GIVEN REQUEST
Can the data below be echoed back word for word?

Dataset records
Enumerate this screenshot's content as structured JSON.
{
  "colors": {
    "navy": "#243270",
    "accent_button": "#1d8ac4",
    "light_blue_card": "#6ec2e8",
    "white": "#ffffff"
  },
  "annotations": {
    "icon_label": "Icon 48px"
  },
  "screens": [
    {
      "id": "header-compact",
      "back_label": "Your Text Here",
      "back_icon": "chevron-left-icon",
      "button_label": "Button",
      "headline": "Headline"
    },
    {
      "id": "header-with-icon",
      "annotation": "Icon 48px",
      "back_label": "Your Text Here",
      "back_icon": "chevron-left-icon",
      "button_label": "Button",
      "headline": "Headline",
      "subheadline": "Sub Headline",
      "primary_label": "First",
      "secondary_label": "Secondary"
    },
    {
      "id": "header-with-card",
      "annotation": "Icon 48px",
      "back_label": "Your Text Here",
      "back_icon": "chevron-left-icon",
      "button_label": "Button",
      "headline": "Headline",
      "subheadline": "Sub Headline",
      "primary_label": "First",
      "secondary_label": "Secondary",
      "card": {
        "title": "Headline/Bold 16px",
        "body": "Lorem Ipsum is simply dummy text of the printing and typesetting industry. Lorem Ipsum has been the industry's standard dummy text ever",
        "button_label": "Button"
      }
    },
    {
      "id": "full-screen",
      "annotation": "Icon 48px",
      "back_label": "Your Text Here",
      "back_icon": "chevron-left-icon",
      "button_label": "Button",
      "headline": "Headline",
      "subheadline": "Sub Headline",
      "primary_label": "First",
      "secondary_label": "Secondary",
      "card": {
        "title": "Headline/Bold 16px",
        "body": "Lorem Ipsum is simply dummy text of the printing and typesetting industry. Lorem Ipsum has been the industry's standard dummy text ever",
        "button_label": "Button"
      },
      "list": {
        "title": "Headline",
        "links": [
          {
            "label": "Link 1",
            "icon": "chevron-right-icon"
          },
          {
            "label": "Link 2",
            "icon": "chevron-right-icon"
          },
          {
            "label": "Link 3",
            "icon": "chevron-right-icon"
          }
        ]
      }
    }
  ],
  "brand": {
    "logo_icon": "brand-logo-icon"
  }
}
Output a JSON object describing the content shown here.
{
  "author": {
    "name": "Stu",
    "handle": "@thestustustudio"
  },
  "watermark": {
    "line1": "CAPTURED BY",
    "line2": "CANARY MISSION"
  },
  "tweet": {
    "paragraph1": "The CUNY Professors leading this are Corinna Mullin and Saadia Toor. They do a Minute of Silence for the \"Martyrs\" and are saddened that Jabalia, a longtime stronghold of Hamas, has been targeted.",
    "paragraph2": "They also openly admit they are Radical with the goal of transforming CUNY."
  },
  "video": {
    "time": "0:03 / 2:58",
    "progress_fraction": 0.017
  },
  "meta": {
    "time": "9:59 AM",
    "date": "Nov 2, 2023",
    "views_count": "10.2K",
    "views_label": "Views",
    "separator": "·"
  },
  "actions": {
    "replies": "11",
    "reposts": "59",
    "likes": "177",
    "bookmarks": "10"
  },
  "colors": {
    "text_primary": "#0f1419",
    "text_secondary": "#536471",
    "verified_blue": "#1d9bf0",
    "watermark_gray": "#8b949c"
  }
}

COMPLETE OUTPUT
Enumerate this screenshot's content as structured JSON.
{
  "colors": {
    "navy": "#243270",
    "accent_button": "#1d8ac4",
    "light_blue_card": "#6ec2e8",
    "white": "#ffffff"
  },
  "annotations": {
    "icon_label": "Icon 48px"
  },
  "screens": [
    {
      "id": "header-compact",
      "back_label": "Your Text Here",
      "back_icon": "chevron-left-icon",
      "button_label": "Button",
      "headline": "Headline"
    },
    {
      "id": "header-with-icon",
      "annotation": "Icon 48px",
      "back_label": "Your Text Here",
      "back_icon": "chevron-left-icon",
      "button_label": "Button",
      "headline": "Headline",
      "subheadline": "Sub Headline",
      "primary_label": "First",
      "secondary_label": "Secondary"
    },
    {
      "id": "header-with-card",
      "annotation": "Icon 48px",
      "back_label": "Your Text Here",
      "back_icon": "chevron-left-icon",
      "button_label": "Button",
      "headline": "Headline",
      "subheadline": "Sub Headline",
      "primary_label": "First",
      "secondary_label": "Secondary",
      "card": {
        "title": "Headline/Bold 16px",
        "body": "Lorem Ipsum is simply dummy text of the printing and typesetting industry. Lorem Ipsum has been the industry's standard dummy text ever",
        "button_label": "Button"
      }
    },
    {
      "id": "full-screen",
      "annotation": "Icon 48px",
      "back_label": "Your Text Here",
      "back_icon": "chevron-left-icon",
      "button_label": "Button",
      "headline": "Headline",
      "subheadline": "Sub Headline",
      "primary_label": "First",
      "secondary_label": "Secondary",
      "card": {
        "title": "Headline/Bold 16px",
        "body": "Lorem Ipsum is simply dummy text of the printing and typesetting industry. Lorem Ipsum has been the industry's standard dummy text ever",
        "button_label": "Button"
      },
      "list": {
        "title": "Headline",
        "links": [
          {
            "label": "Link 1",
            "icon": "chevron-right-icon"
          },
          {
            "label": "Link 2",
            "icon": "chevron-right-icon"
          },
          {
            "label": "Link 3",
            "icon": "chevron-right-icon"
          }
        ]
      }
    }
  ],
  "brand": {
    "logo_icon": "brand-logo-icon"
  }
}
Output a JSON object describing the content shown here.
{
  "author": {
    "name": "Stu",
    "handle": "@thestustustudio"
  },
  "watermark": {
    "line1": "CAPTURED BY",
    "line2": "CANARY MISSION"
  },
  "tweet": {
    "paragraph1": "The CUNY Professors leading this are Corinna Mullin and Saadia Toor. They do a Minute of Silence for the \"Martyrs\" and are saddened that Jabalia, a longtime stronghold of Hamas, has been targeted.",
    "paragraph2": "They also openly admit they are Radical with the goal of transforming CUNY."
  },
  "video": {
    "time": "0:03 / 2:58",
    "progress_fraction": 0.017
  },
  "meta": {
    "time": "9:59 AM",
    "date": "Nov 2, 2023",
    "views_count": "10.2K",
    "views_label": "Views",
    "separator": "·"
  },
  "actions": {
    "replies": "11",
    "reposts": "59",
    "likes": "177",
    "bookmarks": "10"
  },
  "colors": {
    "text_primary": "#0f1419",
    "text_secondary": "#536471",
    "verified_blue": "#1d9bf0",
    "watermark_gray": "#8b949c"
  }
}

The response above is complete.